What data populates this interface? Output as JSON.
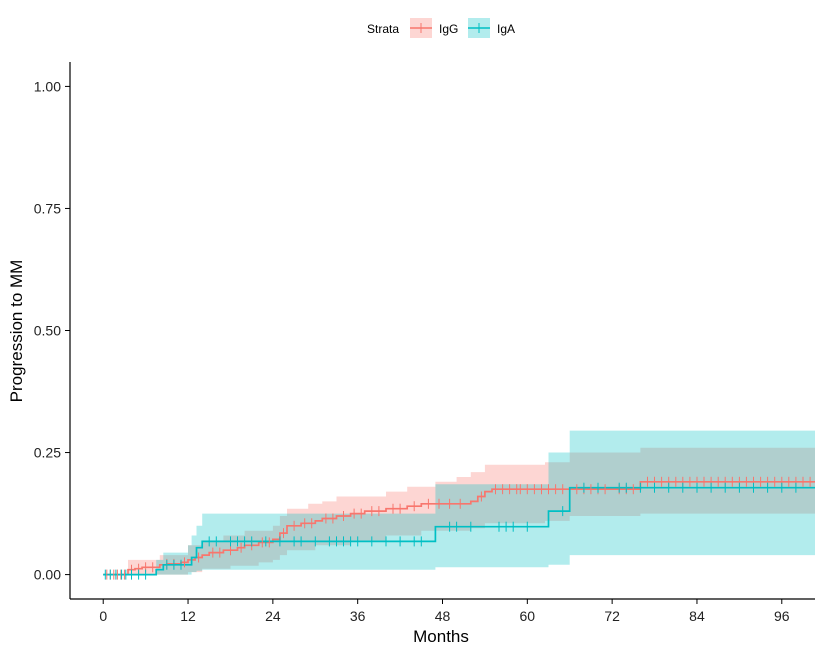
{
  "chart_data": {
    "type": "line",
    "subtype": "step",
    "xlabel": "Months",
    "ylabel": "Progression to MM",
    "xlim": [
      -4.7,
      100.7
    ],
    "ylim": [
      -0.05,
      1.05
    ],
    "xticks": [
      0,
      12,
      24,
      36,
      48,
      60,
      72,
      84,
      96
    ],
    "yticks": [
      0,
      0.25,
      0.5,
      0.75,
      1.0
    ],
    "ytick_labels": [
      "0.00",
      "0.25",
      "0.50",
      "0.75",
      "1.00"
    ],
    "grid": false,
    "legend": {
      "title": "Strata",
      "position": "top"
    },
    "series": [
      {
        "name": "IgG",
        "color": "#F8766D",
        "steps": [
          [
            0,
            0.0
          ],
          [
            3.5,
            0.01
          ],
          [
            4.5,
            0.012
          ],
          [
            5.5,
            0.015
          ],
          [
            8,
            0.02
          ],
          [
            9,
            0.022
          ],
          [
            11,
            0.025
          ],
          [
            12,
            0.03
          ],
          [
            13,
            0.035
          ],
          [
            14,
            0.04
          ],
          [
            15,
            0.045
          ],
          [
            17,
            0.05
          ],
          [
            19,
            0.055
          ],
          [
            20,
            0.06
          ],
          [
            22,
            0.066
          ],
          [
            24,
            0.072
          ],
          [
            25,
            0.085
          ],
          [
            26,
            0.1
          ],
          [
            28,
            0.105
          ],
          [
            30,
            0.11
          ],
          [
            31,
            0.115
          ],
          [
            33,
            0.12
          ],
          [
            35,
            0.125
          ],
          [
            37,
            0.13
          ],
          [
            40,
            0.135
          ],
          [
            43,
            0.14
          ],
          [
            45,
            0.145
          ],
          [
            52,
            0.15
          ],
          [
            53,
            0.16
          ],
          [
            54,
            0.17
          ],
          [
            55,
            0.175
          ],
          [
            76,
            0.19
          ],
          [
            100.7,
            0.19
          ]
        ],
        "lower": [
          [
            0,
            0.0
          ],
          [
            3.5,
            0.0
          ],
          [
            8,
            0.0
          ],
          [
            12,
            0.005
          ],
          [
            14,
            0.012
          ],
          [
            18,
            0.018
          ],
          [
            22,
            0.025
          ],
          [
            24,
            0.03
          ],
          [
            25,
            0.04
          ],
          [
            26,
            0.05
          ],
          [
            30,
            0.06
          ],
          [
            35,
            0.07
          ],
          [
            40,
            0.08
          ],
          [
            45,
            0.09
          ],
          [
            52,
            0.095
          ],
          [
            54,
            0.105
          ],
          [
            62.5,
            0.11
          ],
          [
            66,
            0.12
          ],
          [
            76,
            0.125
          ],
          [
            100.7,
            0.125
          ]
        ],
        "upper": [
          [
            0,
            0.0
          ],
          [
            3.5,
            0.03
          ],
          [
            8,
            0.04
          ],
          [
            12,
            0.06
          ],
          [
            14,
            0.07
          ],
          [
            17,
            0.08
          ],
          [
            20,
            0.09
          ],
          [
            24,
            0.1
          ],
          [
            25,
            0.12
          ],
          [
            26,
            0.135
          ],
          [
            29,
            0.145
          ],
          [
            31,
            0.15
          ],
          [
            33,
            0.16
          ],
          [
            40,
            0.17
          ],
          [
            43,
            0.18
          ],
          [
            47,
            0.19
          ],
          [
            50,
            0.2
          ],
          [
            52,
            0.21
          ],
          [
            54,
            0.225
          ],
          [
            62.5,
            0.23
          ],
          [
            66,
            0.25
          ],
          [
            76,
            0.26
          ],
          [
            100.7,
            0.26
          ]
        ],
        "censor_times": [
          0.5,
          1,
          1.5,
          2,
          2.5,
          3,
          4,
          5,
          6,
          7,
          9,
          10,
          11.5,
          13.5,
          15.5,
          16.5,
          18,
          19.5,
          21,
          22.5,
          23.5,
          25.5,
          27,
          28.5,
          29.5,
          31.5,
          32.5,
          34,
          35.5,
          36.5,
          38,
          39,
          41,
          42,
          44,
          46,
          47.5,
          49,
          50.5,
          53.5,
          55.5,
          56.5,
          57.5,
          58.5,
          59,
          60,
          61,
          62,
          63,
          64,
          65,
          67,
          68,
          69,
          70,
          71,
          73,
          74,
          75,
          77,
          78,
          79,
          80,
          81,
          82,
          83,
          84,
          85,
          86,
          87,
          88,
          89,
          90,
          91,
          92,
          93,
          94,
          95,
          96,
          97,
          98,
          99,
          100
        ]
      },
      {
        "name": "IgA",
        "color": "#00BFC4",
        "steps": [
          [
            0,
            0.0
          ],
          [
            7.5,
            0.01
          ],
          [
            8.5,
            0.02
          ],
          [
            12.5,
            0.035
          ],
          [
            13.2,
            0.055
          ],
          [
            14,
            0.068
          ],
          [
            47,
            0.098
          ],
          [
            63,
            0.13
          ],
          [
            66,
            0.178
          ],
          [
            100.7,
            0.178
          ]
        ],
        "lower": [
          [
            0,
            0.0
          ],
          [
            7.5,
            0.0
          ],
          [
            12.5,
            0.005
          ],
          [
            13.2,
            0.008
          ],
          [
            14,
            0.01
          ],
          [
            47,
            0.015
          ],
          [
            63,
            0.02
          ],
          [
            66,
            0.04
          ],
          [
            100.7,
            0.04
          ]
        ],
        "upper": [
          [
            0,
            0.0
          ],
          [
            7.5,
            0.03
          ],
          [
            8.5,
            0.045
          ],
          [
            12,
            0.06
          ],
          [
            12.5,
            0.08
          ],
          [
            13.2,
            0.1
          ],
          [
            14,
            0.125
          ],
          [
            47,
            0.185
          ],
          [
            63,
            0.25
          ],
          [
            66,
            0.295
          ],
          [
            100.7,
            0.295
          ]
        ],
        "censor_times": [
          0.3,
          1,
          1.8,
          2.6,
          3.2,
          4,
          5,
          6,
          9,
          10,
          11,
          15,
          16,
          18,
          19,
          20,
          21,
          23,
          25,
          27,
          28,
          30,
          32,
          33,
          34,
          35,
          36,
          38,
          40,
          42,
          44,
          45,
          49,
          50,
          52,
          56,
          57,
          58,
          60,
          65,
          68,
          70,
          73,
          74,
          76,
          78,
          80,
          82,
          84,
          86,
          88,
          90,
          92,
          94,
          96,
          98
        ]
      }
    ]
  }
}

* * *

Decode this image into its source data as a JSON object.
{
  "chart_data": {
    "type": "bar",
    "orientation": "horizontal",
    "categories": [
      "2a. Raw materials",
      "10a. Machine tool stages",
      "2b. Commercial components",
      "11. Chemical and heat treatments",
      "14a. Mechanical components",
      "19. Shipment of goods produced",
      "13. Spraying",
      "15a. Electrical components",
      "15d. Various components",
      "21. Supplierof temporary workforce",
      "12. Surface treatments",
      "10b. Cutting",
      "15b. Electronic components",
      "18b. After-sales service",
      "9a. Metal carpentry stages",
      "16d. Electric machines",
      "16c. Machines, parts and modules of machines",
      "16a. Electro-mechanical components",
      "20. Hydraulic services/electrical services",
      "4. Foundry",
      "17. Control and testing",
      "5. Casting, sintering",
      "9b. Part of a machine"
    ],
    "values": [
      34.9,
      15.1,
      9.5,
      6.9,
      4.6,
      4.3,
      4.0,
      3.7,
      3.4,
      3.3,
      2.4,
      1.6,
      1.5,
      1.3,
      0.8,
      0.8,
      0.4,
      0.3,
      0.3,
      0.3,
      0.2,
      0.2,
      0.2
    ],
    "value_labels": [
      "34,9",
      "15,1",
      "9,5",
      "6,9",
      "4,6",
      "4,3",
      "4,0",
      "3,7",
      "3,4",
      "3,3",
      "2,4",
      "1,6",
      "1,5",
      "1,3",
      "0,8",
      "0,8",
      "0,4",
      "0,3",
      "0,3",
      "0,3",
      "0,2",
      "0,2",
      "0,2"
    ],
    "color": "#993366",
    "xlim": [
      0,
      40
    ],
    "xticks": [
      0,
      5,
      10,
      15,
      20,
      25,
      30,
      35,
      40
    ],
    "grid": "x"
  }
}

- [AIM OF THE EXERCISE] Tally how many lines of the material contain the word "machines". The answer must be the number and nothing else.

- [WORKED SOLUTION] 2